(Records)
_ _ _ _

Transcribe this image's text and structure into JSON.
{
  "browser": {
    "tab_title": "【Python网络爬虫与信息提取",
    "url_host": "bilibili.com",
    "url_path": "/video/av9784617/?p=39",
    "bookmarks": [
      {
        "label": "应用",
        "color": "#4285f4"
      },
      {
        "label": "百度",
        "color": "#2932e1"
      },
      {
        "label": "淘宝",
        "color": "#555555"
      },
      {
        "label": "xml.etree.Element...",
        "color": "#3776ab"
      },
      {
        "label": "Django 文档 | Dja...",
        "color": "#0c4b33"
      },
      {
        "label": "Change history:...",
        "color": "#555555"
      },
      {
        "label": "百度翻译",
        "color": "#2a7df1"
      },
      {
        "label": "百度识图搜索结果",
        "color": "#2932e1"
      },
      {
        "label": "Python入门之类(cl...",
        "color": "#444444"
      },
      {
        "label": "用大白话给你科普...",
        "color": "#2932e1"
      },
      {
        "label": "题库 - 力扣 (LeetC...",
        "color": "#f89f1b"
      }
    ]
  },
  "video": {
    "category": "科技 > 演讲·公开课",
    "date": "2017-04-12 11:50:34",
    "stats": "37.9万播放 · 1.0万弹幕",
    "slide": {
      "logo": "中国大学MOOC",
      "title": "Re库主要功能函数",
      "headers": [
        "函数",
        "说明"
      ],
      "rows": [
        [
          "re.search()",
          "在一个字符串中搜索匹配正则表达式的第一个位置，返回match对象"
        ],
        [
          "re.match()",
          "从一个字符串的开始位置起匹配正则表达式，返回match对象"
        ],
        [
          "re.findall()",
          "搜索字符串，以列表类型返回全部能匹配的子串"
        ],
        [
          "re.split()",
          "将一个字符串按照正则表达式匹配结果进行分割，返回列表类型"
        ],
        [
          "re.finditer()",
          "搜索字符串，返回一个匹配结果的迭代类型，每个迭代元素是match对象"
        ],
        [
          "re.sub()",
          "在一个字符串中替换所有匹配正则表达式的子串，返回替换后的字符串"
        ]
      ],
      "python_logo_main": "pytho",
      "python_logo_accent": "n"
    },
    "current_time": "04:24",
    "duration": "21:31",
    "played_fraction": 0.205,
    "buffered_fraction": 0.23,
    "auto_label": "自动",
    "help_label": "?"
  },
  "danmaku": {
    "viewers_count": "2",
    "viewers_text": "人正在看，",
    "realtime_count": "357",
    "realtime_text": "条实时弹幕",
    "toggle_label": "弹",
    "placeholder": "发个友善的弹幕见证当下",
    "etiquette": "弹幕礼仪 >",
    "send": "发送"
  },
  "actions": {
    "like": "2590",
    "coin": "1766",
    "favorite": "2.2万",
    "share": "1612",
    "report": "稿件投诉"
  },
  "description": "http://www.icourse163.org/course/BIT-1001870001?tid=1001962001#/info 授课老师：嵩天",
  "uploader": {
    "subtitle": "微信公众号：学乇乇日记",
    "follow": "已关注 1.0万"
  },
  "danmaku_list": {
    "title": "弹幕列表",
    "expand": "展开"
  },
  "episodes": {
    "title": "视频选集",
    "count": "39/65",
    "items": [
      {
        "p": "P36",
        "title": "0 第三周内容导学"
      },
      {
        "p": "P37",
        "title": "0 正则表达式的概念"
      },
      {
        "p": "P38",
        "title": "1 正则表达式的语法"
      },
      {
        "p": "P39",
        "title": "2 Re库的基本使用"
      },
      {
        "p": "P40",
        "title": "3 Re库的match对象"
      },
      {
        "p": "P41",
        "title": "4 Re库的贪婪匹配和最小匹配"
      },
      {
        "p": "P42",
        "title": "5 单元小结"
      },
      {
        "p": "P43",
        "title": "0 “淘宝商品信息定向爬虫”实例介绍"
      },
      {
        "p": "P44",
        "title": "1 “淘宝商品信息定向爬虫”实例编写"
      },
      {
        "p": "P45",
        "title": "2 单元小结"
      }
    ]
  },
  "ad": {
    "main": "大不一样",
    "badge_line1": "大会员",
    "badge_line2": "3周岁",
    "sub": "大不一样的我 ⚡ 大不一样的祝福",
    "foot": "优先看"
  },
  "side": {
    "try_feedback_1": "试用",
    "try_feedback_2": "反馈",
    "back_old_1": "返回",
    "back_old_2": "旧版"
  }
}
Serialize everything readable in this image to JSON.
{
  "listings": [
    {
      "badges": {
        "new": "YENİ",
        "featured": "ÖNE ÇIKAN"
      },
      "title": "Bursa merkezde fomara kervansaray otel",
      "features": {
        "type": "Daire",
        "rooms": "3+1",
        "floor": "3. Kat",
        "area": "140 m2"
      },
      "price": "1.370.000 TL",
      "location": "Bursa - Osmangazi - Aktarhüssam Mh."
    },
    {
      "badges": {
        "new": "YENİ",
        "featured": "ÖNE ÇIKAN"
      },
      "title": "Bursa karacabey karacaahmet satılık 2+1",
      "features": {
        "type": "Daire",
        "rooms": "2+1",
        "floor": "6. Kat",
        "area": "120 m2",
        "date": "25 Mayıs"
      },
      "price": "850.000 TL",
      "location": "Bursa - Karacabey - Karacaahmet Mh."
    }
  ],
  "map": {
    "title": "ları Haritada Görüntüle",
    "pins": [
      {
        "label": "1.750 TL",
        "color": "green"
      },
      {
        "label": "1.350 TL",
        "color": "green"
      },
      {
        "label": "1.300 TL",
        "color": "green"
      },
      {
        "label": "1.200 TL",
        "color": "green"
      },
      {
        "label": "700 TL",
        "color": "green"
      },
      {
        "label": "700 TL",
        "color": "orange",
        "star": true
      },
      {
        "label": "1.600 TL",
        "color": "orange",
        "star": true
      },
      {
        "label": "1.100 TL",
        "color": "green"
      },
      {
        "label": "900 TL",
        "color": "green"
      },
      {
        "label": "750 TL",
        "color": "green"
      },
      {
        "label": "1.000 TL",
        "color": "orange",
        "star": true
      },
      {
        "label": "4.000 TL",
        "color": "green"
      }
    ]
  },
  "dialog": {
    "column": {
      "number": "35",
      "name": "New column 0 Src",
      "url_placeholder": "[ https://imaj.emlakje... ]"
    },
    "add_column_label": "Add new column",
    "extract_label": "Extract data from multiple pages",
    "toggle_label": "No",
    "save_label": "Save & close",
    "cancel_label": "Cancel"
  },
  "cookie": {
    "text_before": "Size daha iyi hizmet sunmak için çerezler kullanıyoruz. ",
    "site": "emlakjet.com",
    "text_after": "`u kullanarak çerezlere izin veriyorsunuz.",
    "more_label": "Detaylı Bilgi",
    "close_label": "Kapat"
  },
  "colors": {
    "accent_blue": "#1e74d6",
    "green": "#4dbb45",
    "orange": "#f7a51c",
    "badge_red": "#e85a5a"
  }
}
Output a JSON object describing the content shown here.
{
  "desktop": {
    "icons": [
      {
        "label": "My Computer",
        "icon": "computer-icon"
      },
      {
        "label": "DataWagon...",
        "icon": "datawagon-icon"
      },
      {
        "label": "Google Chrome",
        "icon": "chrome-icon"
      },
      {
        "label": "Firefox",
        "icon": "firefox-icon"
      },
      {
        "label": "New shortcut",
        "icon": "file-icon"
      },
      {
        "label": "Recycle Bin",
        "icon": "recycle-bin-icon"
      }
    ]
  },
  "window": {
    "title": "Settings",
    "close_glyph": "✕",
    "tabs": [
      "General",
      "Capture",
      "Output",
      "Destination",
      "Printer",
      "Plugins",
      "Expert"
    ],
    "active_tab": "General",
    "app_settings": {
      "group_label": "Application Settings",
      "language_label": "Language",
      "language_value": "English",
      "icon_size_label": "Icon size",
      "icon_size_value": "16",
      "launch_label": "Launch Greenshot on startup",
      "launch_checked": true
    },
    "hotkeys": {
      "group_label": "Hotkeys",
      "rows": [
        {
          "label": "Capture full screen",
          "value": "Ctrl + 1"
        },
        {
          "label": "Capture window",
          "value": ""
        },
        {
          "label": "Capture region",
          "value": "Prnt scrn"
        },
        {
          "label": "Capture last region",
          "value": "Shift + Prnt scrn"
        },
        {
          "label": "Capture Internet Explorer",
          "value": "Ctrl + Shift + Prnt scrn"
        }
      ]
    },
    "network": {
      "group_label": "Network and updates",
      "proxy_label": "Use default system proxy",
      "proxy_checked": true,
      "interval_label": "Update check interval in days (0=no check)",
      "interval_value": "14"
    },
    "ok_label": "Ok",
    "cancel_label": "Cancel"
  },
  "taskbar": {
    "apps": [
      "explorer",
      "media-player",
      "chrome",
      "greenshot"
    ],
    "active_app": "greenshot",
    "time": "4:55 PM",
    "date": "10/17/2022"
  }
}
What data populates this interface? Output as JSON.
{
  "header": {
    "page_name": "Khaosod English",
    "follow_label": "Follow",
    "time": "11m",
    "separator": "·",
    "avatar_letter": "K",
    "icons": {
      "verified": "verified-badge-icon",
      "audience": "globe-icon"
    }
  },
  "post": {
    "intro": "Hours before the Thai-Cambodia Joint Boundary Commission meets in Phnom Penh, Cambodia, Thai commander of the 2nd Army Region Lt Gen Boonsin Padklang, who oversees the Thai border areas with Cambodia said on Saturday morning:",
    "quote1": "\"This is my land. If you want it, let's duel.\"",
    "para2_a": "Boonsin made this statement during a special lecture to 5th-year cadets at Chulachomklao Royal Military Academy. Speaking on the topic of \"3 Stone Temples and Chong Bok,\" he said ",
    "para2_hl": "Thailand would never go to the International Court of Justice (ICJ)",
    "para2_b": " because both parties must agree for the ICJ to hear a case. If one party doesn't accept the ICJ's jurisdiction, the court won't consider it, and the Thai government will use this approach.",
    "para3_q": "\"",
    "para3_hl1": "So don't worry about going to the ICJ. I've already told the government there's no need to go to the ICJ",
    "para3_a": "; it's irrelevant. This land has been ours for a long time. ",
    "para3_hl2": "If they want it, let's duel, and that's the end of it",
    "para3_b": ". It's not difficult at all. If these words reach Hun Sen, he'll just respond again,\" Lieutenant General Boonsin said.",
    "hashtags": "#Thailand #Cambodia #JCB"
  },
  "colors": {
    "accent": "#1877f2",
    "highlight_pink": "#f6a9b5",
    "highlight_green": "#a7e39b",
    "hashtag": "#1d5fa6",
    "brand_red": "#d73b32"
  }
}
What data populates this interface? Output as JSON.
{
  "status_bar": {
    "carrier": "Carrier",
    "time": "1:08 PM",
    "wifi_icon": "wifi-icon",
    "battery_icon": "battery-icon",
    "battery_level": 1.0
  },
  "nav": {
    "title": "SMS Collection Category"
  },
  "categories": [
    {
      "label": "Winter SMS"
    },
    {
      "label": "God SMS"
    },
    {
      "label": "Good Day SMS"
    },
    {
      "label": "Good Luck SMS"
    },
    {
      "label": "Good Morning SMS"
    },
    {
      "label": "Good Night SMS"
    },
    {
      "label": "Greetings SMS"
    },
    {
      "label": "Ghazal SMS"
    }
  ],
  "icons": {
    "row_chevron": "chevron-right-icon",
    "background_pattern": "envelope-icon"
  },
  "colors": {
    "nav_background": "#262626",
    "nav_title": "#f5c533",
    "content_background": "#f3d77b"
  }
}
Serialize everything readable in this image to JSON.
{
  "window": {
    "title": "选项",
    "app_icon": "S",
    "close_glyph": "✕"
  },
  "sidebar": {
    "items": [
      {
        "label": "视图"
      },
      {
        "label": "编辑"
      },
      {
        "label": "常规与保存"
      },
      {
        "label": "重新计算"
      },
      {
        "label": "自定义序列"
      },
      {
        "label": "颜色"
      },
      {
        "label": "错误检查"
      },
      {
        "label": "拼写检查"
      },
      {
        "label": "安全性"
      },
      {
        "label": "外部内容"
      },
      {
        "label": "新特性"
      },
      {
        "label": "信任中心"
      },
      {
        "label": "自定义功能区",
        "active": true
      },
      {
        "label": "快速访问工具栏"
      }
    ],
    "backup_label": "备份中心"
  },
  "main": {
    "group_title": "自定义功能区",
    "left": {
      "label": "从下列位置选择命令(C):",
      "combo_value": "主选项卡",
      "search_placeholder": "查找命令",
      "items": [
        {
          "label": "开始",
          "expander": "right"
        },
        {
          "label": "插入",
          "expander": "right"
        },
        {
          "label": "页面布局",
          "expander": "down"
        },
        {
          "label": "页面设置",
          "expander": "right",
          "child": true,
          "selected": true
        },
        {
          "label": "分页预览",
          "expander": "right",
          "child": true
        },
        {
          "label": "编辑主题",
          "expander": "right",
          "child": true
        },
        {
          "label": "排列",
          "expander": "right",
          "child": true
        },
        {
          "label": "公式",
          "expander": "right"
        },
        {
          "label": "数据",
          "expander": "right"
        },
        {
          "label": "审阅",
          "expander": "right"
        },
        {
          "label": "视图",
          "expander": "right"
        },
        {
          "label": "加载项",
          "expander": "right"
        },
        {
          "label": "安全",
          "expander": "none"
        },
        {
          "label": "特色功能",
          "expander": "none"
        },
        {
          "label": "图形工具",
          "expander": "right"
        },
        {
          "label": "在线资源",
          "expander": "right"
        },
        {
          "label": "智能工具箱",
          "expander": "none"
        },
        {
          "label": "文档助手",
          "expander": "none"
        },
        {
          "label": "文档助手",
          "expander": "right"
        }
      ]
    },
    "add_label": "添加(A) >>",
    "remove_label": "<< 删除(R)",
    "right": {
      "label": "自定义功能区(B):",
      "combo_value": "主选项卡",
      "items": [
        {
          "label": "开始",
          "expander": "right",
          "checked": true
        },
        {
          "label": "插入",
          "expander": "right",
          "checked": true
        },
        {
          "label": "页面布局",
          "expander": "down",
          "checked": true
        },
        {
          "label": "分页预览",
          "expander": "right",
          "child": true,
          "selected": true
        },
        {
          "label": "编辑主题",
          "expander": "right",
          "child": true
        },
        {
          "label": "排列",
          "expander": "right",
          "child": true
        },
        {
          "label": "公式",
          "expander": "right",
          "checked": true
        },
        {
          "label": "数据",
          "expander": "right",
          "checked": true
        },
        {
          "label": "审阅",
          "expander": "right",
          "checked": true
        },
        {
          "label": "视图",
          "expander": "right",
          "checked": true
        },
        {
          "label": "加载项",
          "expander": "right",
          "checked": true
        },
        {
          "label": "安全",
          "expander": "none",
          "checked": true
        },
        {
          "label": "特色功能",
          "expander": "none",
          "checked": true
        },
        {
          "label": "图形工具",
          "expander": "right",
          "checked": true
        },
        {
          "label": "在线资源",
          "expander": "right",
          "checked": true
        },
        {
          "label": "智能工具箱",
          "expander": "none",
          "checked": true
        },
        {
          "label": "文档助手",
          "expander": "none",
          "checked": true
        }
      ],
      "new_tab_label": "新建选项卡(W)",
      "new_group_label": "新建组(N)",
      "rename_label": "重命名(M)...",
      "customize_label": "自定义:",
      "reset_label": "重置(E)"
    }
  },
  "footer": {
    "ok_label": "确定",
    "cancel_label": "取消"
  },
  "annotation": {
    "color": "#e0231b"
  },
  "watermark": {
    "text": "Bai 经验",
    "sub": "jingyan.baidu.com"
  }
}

_ _ _ _

Prompt> Some lines of the records may hold the word "Shift". How many do? Answer with a number and nothing else.

Result> 2